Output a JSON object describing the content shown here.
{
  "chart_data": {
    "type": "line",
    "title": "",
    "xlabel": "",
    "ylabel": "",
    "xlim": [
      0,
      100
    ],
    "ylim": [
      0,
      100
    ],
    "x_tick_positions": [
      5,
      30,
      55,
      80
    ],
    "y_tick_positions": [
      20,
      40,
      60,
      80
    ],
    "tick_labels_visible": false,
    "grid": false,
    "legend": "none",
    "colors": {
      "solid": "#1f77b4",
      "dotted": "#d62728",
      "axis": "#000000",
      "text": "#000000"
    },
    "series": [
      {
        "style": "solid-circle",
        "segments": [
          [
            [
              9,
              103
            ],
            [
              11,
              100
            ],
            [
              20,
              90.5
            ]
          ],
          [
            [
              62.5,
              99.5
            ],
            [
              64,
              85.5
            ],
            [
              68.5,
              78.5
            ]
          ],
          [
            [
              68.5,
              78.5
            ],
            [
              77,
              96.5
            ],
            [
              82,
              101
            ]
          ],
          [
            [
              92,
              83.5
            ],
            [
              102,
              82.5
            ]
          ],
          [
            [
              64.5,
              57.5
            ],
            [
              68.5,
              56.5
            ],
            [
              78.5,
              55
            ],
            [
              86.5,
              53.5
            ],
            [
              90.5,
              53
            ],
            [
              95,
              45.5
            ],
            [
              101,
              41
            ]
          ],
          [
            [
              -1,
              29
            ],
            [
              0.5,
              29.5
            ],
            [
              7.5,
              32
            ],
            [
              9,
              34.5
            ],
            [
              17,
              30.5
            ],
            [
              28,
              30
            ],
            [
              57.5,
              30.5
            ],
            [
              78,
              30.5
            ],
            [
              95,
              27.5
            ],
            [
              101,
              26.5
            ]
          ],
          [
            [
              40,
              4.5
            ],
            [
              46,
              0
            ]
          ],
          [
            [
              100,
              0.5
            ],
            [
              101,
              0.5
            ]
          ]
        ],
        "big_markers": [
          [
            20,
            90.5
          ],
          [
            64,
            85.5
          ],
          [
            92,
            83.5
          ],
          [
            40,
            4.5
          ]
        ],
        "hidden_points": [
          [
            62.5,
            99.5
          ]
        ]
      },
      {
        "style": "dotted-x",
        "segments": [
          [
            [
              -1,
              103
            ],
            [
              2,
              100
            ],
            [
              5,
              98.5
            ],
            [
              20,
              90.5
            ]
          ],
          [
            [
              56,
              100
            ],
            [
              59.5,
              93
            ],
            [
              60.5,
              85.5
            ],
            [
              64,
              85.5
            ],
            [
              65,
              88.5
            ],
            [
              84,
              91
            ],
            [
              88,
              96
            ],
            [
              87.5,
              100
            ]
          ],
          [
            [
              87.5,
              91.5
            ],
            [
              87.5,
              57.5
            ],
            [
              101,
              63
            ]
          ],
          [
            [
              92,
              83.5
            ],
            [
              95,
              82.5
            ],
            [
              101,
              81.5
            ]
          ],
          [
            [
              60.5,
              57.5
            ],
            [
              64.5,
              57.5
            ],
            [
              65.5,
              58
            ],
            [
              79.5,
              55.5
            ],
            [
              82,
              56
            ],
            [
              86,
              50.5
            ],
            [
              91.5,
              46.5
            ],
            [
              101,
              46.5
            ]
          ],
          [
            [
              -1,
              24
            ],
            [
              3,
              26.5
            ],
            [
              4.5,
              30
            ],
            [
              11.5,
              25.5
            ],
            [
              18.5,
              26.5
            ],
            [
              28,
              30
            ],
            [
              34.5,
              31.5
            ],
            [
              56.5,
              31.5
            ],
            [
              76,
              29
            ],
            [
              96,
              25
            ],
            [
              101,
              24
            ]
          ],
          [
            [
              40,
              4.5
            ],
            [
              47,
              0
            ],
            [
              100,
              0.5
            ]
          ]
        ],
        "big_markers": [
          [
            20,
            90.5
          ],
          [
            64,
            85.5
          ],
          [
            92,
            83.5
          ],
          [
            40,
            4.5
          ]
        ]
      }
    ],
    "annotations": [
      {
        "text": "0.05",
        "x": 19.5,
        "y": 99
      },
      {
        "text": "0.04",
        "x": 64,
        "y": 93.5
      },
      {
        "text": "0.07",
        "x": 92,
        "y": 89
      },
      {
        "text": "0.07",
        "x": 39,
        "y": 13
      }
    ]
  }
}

» Exercise directions
The entries above must be returned in full, exactly as shown.

» Solution
Output a JSON object describing the content shown here.
{
  "chart_data": {
    "type": "line",
    "title": "",
    "xlabel": "",
    "ylabel": "",
    "xlim": [
      0,
      100
    ],
    "ylim": [
      0,
      100
    ],
    "x_tick_positions": [
      5,
      30,
      55,
      80
    ],
    "y_tick_positions": [
      20,
      40,
      60,
      80
    ],
    "tick_labels_visible": false,
    "grid": false,
    "legend": "none",
    "colors": {
      "solid": "#1f77b4",
      "dotted": "#d62728",
      "axis": "#000000",
      "text": "#000000"
    },
    "series": [
      {
        "style": "solid-circle",
        "segments": [
          [
            [
              9,
              103
            ],
            [
              11,
              100
            ],
            [
              20,
              90.5
            ]
          ],
          [
            [
              62.5,
              99.5
            ],
            [
              64,
              85.5
            ],
            [
              68.5,
              78.5
            ]
          ],
          [
            [
              68.5,
              78.5
            ],
            [
              77,
              96.5
            ],
            [
              82,
              101
            ]
          ],
          [
            [
              92,
              83.5
            ],
            [
              102,
              82.5
            ]
          ],
          [
            [
              64.5,
              57.5
            ],
            [
              68.5,
              56.5
            ],
            [
              78.5,
              55
            ],
            [
              86.5,
              53.5
            ],
            [
              90.5,
              53
            ],
            [
              95,
              45.5
            ],
            [
              101,
              41
            ]
          ],
          [
            [
              -1,
              29
            ],
            [
              0.5,
              29.5
            ],
            [
              7.5,
              32
            ],
            [
              9,
              34.5
            ],
            [
              17,
              30.5
            ],
            [
              28,
              30
            ],
            [
              57.5,
              30.5
            ],
            [
              78,
              30.5
            ],
            [
              95,
              27.5
            ],
            [
              101,
              26.5
            ]
          ],
          [
            [
              40,
              4.5
            ],
            [
              46,
              0
            ]
          ],
          [
            [
              100,
              0.5
            ],
            [
              101,
              0.5
            ]
          ]
        ],
        "big_markers": [
          [
            20,
            90.5
          ],
          [
            64,
            85.5
          ],
          [
            92,
            83.5
          ],
          [
            40,
            4.5
          ]
        ],
        "hidden_points": [
          [
            62.5,
            99.5
          ]
        ]
      },
      {
        "style": "dotted-x",
        "segments": [
          [
            [
              -1,
              103
            ],
            [
              2,
              100
            ],
            [
              5,
              98.5
            ],
            [
              20,
              90.5
            ]
          ],
          [
            [
              56,
              100
            ],
            [
              59.5,
              93
            ],
            [
              60.5,
              85.5
            ],
            [
              64,
              85.5
            ],
            [
              65,
              88.5
            ],
            [
              84,
              91
            ],
            [
              88,
              96
            ],
            [
              87.5,
              100
            ]
          ],
          [
            [
              87.5,
              91.5
            ],
            [
              87.5,
              57.5
            ],
            [
              101,
              63
            ]
          ],
          [
            [
              92,
              83.5
            ],
            [
              95,
              82.5
            ],
            [
              101,
              81.5
            ]
          ],
          [
            [
              60.5,
              57.5
            ],
            [
              64.5,
              57.5
            ],
            [
              65.5,
              58
            ],
            [
              79.5,
              55.5
            ],
            [
              82,
              56
            ],
            [
              86,
              50.5
            ],
            [
              91.5,
              46.5
            ],
            [
              101,
              46.5
            ]
          ],
          [
            [
              -1,
              24
            ],
            [
              3,
              26.5
            ],
            [
              4.5,
              30
            ],
            [
              11.5,
              25.5
            ],
            [
              18.5,
              26.5
            ],
            [
              28,
              30
            ],
            [
              34.5,
              31.5
            ],
            [
              56.5,
              31.5
            ],
            [
              76,
              29
            ],
            [
              96,
              25
            ],
            [
              101,
              24
            ]
          ],
          [
            [
              40,
              4.5
            ],
            [
              47,
              0
            ],
            [
              100,
              0.5
            ]
          ]
        ],
        "big_markers": [
          [
            20,
            90.5
          ],
          [
            64,
            85.5
          ],
          [
            92,
            83.5
          ],
          [
            40,
            4.5
          ]
        ]
      }
    ],
    "annotations": [
      {
        "text": "0.05",
        "x": 19.5,
        "y": 99
      },
      {
        "text": "0.04",
        "x": 64,
        "y": 93.5
      },
      {
        "text": "0.07",
        "x": 92,
        "y": 89
      },
      {
        "text": "0.07",
        "x": 39,
        "y": 13
      }
    ]
  }
}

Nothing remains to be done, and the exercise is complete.